| Material shown |
########
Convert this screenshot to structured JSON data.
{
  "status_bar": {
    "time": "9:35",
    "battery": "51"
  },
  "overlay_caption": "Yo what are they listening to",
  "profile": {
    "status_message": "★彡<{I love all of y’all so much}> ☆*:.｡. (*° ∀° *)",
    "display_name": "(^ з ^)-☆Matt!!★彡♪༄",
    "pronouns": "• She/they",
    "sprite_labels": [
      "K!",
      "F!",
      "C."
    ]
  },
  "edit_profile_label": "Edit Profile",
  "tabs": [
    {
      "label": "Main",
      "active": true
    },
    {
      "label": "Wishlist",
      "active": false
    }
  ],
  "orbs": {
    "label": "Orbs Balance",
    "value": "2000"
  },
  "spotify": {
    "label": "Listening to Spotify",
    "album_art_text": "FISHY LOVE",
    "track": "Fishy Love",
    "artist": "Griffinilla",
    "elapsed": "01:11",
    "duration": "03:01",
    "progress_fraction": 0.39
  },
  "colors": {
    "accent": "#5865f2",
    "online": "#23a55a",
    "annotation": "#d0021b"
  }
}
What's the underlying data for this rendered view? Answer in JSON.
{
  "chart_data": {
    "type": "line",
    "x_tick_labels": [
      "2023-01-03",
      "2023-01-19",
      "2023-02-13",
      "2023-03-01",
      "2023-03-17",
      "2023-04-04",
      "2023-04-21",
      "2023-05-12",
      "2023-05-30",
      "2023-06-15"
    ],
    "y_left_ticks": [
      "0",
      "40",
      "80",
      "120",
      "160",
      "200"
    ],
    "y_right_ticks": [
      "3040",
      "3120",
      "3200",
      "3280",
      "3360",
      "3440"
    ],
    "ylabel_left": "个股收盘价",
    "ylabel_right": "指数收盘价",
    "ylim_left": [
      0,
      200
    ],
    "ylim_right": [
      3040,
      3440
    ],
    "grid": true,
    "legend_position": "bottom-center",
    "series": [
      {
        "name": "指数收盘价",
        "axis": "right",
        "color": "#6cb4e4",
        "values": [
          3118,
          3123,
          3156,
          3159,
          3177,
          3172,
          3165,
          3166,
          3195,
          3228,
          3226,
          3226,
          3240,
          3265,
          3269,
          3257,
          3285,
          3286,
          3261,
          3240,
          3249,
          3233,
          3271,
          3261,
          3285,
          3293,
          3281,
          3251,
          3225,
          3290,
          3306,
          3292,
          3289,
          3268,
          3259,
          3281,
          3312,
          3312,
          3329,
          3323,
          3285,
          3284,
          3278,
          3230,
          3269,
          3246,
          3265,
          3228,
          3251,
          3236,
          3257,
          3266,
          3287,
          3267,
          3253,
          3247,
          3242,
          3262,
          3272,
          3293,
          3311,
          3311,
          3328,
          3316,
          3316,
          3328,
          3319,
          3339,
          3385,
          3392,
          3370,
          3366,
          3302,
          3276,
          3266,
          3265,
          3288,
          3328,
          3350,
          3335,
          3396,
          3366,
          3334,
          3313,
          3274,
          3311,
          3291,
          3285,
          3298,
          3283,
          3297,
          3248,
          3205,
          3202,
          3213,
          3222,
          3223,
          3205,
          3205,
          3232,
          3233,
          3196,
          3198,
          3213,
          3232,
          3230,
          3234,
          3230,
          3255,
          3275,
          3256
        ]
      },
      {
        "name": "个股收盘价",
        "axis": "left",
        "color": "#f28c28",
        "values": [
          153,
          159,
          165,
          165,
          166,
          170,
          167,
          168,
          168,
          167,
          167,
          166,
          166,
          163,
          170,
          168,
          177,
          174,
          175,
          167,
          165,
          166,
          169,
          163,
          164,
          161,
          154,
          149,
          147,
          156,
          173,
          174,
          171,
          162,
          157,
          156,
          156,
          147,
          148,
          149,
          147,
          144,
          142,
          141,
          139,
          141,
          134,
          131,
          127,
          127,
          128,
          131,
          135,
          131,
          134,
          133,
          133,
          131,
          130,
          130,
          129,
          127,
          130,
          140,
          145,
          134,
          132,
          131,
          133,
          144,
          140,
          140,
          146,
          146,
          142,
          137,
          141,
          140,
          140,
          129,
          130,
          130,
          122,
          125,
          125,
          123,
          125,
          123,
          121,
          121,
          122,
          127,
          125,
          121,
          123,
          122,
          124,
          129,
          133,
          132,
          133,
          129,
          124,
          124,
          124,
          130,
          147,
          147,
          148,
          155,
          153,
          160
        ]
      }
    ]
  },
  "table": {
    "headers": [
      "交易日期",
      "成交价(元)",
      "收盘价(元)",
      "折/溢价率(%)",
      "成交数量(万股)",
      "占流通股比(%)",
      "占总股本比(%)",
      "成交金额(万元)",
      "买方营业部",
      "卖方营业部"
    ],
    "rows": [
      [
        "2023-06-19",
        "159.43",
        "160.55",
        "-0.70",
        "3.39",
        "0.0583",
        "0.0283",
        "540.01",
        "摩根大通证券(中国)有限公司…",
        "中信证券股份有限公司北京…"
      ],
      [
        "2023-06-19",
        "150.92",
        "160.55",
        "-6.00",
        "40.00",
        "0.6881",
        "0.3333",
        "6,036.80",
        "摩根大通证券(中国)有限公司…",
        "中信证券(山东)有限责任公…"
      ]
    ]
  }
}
########
| Objective |
Reproduce the records above exactly as they appear.

| Answer to the task |
Convert this screenshot to structured JSON data.
{
  "status_bar": {
    "time": "9:35",
    "battery": "51"
  },
  "overlay_caption": "Yo what are they listening to",
  "profile": {
    "status_message": "★彡<{I love all of y’all so much}> ☆*:.｡. (*° ∀° *)",
    "display_name": "(^ з ^)-☆Matt!!★彡♪༄",
    "pronouns": "• She/they",
    "sprite_labels": [
      "K!",
      "F!",
      "C."
    ]
  },
  "edit_profile_label": "Edit Profile",
  "tabs": [
    {
      "label": "Main",
      "active": true
    },
    {
      "label": "Wishlist",
      "active": false
    }
  ],
  "orbs": {
    "label": "Orbs Balance",
    "value": "2000"
  },
  "spotify": {
    "label": "Listening to Spotify",
    "album_art_text": "FISHY LOVE",
    "track": "Fishy Love",
    "artist": "Griffinilla",
    "elapsed": "01:11",
    "duration": "03:01",
    "progress_fraction": 0.39
  },
  "colors": {
    "accent": "#5865f2",
    "online": "#23a55a",
    "annotation": "#d0021b"
  }
}
What's the underlying data for this rendered view? Answer in JSON.
{
  "chart_data": {
    "type": "line",
    "x_tick_labels": [
      "2023-01-03",
      "2023-01-19",
      "2023-02-13",
      "2023-03-01",
      "2023-03-17",
      "2023-04-04",
      "2023-04-21",
      "2023-05-12",
      "2023-05-30",
      "2023-06-15"
    ],
    "y_left_ticks": [
      "0",
      "40",
      "80",
      "120",
      "160",
      "200"
    ],
    "y_right_ticks": [
      "3040",
      "3120",
      "3200",
      "3280",
      "3360",
      "3440"
    ],
    "ylabel_left": "个股收盘价",
    "ylabel_right": "指数收盘价",
    "ylim_left": [
      0,
      200
    ],
    "ylim_right": [
      3040,
      3440
    ],
    "grid": true,
    "legend_position": "bottom-center",
    "series": [
      {
        "name": "指数收盘价",
        "axis": "right",
        "color": "#6cb4e4",
        "values": [
          3118,
          3123,
          3156,
          3159,
          3177,
          3172,
          3165,
          3166,
          3195,
          3228,
          3226,
          3226,
          3240,
          3265,
          3269,
          3257,
          3285,
          3286,
          3261,
          3240,
          3249,
          3233,
          3271,
          3261,
          3285,
          3293,
          3281,
          3251,
          3225,
          3290,
          3306,
          3292,
          3289,
          3268,
          3259,
          3281,
          3312,
          3312,
          3329,
          3323,
          3285,
          3284,
          3278,
          3230,
          3269,
          3246,
          3265,
          3228,
          3251,
          3236,
          3257,
          3266,
          3287,
          3267,
          3253,
          3247,
          3242,
          3262,
          3272,
          3293,
          3311,
          3311,
          3328,
          3316,
          3316,
          3328,
          3319,
          3339,
          3385,
          3392,
          3370,
          3366,
          3302,
          3276,
          3266,
          3265,
          3288,
          3328,
          3350,
          3335,
          3396,
          3366,
          3334,
          3313,
          3274,
          3311,
          3291,
          3285,
          3298,
          3283,
          3297,
          3248,
          3205,
          3202,
          3213,
          3222,
          3223,
          3205,
          3205,
          3232,
          3233,
          3196,
          3198,
          3213,
          3232,
          3230,
          3234,
          3230,
          3255,
          3275,
          3256
        ]
      },
      {
        "name": "个股收盘价",
        "axis": "left",
        "color": "#f28c28",
        "values": [
          153,
          159,
          165,
          165,
          166,
          170,
          167,
          168,
          168,
          167,
          167,
          166,
          166,
          163,
          170,
          168,
          177,
          174,
          175,
          167,
          165,
          166,
          169,
          163,
          164,
          161,
          154,
          149,
          147,
          156,
          173,
          174,
          171,
          162,
          157,
          156,
          156,
          147,
          148,
          149,
          147,
          144,
          142,
          141,
          139,
          141,
          134,
          131,
          127,
          127,
          128,
          131,
          135,
          131,
          134,
          133,
          133,
          131,
          130,
          130,
          129,
          127,
          130,
          140,
          145,
          134,
          132,
          131,
          133,
          144,
          140,
          140,
          146,
          146,
          142,
          137,
          141,
          140,
          140,
          129,
          130,
          130,
          122,
          125,
          125,
          123,
          125,
          123,
          121,
          121,
          122,
          127,
          125,
          121,
          123,
          122,
          124,
          129,
          133,
          132,
          133,
          129,
          124,
          124,
          124,
          130,
          147,
          147,
          148,
          155,
          153,
          160
        ]
      }
    ]
  },
  "table": {
    "headers": [
      "交易日期",
      "成交价(元)",
      "收盘价(元)",
      "折/溢价率(%)",
      "成交数量(万股)",
      "占流通股比(%)",
      "占总股本比(%)",
      "成交金额(万元)",
      "买方营业部",
      "卖方营业部"
    ],
    "rows": [
      [
        "2023-06-19",
        "159.43",
        "160.55",
        "-0.70",
        "3.39",
        "0.0583",
        "0.0283",
        "540.01",
        "摩根大通证券(中国)有限公司…",
        "中信证券股份有限公司北京…"
      ],
      [
        "2023-06-19",
        "150.92",
        "160.55",
        "-6.00",
        "40.00",
        "0.6881",
        "0.3333",
        "6,036.80",
        "摩根大通证券(中国)有限公司…",
        "中信证券(山东)有限责任公…"
      ]
    ]
  }
}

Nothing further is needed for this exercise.